▸ **Task to complete**
From the listing below, return each line that includes "historical".

▸ **Recorded information**
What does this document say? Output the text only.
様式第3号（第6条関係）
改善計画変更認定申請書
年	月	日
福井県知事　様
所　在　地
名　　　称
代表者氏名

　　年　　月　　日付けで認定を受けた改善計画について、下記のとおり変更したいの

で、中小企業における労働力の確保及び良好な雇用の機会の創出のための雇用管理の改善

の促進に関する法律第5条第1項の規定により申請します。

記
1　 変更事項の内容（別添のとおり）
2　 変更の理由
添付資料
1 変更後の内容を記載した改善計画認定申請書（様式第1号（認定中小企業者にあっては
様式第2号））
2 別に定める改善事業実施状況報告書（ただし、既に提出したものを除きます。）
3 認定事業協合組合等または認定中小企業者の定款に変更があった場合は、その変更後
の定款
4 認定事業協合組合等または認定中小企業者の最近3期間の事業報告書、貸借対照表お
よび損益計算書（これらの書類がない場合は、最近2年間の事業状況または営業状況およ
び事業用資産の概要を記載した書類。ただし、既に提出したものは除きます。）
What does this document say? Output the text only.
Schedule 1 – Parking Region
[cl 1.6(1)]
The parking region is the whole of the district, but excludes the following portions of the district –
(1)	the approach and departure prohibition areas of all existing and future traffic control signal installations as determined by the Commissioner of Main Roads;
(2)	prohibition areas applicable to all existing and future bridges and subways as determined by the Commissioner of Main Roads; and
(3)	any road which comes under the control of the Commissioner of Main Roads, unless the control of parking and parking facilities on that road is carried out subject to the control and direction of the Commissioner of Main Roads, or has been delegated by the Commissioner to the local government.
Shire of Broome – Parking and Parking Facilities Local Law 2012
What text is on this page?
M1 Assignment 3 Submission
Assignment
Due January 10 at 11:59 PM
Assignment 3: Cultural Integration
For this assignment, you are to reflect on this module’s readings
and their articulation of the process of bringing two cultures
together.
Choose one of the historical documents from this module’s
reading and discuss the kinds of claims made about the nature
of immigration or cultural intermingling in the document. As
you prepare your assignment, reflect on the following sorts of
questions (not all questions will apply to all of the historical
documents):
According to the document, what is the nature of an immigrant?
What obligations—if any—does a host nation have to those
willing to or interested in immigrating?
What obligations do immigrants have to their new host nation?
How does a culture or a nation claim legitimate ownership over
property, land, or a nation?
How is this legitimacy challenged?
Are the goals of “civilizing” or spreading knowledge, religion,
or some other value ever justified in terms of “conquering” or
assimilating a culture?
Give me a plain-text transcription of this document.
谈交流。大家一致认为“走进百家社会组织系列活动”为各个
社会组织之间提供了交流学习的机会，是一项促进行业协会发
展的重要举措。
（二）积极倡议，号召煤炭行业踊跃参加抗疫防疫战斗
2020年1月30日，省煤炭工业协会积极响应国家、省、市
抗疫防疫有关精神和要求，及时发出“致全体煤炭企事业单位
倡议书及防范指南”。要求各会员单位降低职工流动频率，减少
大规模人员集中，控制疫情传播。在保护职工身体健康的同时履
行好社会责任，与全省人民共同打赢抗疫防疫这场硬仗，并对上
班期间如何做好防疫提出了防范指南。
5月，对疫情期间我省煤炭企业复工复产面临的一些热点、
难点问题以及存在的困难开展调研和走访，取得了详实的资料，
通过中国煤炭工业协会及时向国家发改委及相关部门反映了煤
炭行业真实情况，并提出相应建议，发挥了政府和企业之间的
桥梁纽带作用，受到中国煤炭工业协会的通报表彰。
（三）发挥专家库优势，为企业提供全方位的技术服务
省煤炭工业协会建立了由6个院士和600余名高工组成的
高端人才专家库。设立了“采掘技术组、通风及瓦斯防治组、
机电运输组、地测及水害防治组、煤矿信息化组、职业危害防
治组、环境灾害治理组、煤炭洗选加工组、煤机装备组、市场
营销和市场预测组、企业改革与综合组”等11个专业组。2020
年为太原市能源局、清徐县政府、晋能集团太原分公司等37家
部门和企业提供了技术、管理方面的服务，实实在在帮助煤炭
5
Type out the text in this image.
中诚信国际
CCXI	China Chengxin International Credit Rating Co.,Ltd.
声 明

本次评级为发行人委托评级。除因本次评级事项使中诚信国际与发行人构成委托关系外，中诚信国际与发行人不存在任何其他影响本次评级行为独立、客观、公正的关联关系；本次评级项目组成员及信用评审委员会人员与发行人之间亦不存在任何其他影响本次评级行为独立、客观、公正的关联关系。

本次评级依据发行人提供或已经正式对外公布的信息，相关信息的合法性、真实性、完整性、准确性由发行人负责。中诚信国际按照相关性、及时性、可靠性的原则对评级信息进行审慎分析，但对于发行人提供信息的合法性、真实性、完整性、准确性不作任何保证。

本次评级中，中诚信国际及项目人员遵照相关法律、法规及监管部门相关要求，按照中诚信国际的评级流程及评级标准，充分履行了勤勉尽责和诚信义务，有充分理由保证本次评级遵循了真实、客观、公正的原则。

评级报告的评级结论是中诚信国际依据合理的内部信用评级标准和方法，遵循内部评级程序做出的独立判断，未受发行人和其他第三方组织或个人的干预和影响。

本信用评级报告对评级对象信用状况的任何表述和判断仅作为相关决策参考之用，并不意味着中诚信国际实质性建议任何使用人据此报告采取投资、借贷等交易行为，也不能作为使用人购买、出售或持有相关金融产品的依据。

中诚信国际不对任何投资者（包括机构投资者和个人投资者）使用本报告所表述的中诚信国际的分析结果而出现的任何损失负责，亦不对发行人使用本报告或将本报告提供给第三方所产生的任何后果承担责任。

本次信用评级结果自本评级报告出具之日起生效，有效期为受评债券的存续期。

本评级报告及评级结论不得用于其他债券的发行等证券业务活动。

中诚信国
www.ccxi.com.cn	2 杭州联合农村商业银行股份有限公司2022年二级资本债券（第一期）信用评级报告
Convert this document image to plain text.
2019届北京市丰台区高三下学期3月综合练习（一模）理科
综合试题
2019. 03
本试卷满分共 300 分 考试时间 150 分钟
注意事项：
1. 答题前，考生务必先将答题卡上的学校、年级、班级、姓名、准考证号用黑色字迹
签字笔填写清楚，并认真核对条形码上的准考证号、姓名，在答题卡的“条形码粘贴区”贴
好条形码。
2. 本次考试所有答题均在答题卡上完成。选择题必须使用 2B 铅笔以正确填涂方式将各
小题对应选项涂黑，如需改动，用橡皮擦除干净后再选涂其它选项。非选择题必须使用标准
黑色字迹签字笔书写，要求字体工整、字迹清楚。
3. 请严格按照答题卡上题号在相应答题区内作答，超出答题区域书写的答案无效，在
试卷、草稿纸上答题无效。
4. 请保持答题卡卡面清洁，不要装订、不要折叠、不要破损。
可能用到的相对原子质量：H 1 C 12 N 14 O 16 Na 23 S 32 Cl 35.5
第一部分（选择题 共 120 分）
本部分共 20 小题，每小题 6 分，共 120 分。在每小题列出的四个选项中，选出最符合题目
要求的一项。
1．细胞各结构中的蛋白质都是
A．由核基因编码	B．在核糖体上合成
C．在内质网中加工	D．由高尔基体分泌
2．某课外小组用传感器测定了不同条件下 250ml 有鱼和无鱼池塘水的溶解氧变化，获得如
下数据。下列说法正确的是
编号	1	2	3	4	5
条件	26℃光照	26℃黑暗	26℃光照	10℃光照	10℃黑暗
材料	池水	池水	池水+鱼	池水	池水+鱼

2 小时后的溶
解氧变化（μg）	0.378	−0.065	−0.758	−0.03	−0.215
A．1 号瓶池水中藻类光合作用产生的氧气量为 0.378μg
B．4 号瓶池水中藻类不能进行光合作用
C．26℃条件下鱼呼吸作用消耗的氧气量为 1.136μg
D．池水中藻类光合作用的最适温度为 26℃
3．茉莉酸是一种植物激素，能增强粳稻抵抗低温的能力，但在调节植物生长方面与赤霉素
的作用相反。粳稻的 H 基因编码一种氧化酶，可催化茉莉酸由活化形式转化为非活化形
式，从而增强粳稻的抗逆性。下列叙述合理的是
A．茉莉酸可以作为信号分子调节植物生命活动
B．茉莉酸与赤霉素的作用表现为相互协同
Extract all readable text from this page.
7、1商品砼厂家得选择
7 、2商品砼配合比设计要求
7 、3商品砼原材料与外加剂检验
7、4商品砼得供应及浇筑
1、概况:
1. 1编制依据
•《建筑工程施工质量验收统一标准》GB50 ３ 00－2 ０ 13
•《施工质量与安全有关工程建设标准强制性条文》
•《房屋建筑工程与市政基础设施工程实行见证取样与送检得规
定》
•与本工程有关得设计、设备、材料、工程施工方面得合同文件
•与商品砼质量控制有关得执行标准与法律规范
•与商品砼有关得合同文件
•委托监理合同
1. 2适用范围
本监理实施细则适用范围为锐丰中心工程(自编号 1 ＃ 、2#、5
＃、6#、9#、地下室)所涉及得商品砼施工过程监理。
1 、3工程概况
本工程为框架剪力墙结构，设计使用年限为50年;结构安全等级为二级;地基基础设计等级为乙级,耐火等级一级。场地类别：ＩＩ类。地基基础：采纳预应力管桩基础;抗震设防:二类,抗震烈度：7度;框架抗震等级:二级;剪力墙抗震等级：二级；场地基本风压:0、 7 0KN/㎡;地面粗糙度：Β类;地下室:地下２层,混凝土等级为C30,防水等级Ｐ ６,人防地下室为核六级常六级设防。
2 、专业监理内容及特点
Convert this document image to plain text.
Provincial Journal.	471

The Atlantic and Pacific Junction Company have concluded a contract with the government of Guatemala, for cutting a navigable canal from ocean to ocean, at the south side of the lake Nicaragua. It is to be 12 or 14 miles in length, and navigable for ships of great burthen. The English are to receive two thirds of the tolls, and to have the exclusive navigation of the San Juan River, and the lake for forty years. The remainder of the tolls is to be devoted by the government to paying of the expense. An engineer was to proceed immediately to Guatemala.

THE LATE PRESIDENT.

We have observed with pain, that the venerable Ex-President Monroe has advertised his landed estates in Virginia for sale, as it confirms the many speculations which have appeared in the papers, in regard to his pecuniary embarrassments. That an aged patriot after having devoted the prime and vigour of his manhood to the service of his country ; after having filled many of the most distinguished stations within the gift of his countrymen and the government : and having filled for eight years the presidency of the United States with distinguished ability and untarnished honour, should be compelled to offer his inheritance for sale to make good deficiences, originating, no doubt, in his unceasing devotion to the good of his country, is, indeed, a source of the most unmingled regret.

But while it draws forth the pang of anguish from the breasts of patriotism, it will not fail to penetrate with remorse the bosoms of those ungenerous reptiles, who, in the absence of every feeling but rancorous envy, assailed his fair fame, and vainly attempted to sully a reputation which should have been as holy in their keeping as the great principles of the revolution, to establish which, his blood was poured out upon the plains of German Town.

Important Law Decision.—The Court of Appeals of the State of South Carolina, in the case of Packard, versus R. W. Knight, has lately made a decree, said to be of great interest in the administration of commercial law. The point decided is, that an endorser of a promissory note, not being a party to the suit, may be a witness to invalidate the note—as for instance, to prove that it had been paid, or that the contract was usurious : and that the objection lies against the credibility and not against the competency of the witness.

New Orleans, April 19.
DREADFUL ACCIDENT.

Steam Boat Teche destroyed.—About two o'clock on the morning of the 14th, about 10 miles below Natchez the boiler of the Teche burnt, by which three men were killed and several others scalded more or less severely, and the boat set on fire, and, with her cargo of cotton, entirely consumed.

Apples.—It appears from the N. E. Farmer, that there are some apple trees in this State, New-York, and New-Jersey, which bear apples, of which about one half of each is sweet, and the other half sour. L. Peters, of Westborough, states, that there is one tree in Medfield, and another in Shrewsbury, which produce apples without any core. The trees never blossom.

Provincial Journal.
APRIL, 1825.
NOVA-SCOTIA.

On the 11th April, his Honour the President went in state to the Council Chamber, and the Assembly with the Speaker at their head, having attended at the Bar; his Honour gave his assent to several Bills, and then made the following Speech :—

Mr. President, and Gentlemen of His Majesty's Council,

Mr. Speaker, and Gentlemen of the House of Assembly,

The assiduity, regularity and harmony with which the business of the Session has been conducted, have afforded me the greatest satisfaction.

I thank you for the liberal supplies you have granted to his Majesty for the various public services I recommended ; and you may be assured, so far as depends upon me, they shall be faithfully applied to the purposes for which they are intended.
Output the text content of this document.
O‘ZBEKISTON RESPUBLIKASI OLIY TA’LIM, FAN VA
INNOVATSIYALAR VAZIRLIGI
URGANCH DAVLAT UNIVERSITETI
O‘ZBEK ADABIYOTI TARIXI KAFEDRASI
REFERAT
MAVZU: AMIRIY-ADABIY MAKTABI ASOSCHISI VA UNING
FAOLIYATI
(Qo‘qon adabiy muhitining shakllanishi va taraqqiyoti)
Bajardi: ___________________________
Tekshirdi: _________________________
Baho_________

▸ **Written response**
Choose one of the historical documents from this module’s
questions (not all questions will apply to all of the historical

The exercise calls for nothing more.